▸ STATED EXERCISE:
Identify the lines containing the word "장기보험". Copy each one.

Records
>>>

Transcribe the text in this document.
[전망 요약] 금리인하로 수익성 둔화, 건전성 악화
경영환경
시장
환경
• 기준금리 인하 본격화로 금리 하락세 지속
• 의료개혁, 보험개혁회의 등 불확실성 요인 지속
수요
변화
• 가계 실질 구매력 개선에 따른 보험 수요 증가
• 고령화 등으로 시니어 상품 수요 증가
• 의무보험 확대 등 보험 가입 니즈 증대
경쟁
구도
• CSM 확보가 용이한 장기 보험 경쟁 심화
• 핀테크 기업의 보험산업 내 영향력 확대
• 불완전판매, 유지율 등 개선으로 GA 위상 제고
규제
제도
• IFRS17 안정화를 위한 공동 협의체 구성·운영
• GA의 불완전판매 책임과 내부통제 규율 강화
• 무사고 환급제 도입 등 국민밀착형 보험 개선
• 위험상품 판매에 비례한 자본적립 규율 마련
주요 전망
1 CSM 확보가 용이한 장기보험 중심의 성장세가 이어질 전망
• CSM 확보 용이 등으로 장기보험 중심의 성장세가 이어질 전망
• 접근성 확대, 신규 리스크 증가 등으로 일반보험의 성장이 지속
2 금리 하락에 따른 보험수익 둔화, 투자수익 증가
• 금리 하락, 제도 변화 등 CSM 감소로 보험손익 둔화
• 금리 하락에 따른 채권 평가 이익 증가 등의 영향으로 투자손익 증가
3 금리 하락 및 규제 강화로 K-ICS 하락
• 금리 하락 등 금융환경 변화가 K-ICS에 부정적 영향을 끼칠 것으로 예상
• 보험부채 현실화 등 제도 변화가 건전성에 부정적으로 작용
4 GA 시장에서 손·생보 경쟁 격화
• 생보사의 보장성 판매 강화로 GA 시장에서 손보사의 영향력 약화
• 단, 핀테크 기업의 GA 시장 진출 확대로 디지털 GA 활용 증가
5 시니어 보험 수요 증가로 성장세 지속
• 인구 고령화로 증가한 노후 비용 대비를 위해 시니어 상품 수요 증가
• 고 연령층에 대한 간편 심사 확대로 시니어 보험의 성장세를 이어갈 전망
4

<<<

▸ THE OUTPUT:
1 CSM 확보가 용이한 장기보험 중심의 성장세가 이어질 전망
• CSM 확보 용이 등으로 장기보험 중심의 성장세가 이어질 전망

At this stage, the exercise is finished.